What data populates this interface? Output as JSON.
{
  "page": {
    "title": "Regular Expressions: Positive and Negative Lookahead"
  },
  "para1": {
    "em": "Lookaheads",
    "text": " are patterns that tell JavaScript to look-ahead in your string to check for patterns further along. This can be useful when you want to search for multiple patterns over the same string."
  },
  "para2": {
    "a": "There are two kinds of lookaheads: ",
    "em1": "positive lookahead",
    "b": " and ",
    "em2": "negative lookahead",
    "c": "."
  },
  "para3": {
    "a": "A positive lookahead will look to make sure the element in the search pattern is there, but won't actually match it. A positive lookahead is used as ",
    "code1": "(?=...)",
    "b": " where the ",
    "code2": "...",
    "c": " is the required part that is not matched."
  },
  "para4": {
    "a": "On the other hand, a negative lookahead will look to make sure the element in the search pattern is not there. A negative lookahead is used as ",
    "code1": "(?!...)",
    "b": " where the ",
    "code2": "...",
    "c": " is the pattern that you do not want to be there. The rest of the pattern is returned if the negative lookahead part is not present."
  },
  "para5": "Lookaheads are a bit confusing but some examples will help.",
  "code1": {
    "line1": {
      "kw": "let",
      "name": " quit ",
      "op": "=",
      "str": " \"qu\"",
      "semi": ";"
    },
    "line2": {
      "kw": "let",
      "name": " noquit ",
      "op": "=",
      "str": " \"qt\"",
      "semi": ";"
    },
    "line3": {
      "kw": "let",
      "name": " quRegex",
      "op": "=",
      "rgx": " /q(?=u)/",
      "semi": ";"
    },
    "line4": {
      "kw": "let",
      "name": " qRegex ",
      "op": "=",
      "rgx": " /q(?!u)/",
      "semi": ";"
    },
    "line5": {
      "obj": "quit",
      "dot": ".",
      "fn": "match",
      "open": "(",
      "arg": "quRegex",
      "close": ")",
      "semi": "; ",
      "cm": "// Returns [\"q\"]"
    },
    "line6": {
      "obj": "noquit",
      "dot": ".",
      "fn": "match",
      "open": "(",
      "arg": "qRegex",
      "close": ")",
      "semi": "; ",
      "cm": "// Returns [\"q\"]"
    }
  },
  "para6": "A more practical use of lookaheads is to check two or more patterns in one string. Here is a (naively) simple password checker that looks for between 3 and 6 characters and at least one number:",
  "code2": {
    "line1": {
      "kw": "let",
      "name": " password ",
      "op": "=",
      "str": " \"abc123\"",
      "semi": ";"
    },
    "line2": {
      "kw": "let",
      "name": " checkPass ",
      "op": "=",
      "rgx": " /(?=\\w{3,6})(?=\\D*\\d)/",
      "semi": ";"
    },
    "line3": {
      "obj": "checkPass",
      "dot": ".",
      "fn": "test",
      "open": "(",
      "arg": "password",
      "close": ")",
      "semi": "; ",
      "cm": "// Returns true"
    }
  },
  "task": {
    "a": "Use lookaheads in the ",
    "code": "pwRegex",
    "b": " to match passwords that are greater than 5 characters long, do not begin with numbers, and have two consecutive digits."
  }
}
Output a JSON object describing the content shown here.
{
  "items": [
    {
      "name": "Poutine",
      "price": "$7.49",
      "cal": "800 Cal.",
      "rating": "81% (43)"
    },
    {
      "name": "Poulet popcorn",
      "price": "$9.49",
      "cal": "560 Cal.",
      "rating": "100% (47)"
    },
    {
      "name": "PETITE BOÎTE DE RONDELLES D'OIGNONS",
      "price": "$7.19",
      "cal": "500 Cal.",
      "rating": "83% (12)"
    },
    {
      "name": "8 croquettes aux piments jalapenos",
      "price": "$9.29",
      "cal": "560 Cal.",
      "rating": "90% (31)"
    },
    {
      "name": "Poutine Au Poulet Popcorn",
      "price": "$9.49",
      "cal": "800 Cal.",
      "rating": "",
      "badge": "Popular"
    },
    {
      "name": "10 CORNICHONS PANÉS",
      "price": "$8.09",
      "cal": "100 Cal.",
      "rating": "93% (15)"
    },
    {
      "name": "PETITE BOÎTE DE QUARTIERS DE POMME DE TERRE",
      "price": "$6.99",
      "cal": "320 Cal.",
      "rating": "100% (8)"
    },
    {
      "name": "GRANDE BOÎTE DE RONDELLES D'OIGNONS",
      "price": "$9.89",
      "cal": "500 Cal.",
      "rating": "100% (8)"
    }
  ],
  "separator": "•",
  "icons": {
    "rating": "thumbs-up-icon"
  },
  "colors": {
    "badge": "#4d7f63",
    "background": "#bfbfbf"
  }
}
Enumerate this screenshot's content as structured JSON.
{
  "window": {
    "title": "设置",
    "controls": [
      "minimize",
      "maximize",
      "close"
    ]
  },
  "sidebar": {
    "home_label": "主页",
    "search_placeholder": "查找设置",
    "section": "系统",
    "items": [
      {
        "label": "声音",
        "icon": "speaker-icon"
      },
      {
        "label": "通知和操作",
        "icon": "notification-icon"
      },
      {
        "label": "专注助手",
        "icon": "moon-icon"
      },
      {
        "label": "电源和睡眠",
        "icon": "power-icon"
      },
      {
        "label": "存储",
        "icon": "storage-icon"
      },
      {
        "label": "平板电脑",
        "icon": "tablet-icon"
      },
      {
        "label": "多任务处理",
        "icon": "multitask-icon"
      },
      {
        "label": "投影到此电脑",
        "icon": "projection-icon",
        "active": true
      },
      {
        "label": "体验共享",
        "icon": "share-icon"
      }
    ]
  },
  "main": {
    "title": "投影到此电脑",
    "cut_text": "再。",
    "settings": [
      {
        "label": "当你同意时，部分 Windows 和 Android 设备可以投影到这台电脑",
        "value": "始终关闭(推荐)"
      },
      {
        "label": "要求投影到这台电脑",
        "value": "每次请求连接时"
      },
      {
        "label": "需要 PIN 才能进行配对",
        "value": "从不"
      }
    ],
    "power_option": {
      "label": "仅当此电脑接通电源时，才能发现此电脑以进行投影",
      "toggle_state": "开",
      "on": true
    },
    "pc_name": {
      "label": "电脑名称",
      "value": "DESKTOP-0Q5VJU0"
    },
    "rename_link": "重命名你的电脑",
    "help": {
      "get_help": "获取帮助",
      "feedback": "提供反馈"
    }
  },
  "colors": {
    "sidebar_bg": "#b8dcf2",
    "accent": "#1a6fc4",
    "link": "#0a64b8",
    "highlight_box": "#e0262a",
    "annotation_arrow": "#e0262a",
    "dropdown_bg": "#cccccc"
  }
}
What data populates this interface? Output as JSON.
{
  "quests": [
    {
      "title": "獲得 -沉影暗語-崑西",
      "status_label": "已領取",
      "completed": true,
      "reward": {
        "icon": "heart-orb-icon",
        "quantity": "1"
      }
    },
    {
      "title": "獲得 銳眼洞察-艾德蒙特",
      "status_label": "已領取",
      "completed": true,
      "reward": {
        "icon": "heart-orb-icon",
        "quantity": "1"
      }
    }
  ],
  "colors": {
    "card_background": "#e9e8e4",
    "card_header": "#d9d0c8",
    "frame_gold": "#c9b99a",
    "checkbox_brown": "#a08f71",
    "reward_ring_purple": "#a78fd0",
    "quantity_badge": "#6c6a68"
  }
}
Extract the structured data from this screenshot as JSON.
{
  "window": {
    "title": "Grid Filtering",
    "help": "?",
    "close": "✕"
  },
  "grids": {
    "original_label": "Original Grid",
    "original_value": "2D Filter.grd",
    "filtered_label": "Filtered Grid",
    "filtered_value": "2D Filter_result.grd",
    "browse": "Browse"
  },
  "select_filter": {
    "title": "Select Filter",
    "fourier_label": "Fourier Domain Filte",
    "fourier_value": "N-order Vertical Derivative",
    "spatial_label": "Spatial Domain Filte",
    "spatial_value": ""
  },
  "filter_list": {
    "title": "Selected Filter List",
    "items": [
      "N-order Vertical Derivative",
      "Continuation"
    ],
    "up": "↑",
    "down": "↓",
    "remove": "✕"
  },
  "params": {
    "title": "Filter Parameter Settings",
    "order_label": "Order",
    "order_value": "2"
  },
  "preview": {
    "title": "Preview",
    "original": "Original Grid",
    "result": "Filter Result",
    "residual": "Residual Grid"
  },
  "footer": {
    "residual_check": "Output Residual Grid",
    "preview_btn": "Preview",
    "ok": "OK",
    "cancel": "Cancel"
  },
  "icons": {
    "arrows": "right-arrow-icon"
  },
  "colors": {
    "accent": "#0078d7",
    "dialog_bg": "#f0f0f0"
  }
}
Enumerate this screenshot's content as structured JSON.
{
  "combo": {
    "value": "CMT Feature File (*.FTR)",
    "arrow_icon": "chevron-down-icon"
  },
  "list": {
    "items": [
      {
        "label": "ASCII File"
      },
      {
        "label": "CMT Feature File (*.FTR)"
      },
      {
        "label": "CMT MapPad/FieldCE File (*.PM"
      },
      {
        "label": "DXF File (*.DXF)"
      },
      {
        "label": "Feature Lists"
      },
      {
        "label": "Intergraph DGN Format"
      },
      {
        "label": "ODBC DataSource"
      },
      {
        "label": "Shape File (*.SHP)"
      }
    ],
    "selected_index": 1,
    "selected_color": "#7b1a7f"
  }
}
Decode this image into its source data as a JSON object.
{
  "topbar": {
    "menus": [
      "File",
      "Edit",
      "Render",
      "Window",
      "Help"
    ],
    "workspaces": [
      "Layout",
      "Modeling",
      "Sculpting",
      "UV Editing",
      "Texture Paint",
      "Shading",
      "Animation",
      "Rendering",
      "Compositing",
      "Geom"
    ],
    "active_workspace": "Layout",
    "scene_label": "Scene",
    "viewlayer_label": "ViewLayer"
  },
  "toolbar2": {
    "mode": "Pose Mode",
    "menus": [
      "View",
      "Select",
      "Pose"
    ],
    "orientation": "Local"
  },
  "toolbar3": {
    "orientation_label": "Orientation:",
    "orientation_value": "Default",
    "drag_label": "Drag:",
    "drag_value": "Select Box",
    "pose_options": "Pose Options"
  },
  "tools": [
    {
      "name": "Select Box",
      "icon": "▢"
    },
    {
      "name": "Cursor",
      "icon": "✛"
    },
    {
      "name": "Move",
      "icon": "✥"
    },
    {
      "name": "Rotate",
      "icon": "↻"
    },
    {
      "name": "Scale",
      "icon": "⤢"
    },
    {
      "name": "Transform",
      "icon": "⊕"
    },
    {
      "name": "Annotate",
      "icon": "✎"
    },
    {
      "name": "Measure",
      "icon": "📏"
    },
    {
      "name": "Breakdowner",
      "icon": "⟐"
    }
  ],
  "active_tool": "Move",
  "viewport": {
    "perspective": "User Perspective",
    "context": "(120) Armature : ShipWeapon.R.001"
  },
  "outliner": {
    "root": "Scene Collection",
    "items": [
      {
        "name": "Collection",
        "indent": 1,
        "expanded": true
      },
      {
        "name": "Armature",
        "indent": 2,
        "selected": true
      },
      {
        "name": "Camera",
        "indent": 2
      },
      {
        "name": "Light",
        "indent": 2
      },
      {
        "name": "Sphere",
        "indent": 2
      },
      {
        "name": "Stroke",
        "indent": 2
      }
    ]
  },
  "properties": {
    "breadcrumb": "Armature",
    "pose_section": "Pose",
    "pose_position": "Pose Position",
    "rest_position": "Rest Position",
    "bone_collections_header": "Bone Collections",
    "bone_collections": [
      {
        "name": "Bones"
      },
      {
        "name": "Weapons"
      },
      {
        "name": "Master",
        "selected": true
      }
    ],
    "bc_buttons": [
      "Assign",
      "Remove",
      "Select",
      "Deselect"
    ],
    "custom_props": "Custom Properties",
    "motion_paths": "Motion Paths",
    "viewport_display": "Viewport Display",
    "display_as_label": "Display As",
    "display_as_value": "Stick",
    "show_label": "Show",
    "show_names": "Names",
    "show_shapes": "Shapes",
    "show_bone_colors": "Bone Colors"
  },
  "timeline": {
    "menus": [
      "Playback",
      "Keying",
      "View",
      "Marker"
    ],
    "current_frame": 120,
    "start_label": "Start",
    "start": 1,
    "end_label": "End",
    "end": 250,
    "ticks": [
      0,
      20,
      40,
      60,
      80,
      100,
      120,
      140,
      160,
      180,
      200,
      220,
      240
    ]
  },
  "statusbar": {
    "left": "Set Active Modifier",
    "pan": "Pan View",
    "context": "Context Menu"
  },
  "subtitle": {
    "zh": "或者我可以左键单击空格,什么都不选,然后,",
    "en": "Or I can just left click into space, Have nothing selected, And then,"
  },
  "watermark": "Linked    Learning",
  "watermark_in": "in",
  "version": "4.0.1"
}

_TASK TO CARRY OUT_: Copy each line of the data that contains the word "Residual".

_ANSWER TO THE PROBLEM_:
    "residual": "Residual Grid"
    "residual_check": "Output Residual Grid",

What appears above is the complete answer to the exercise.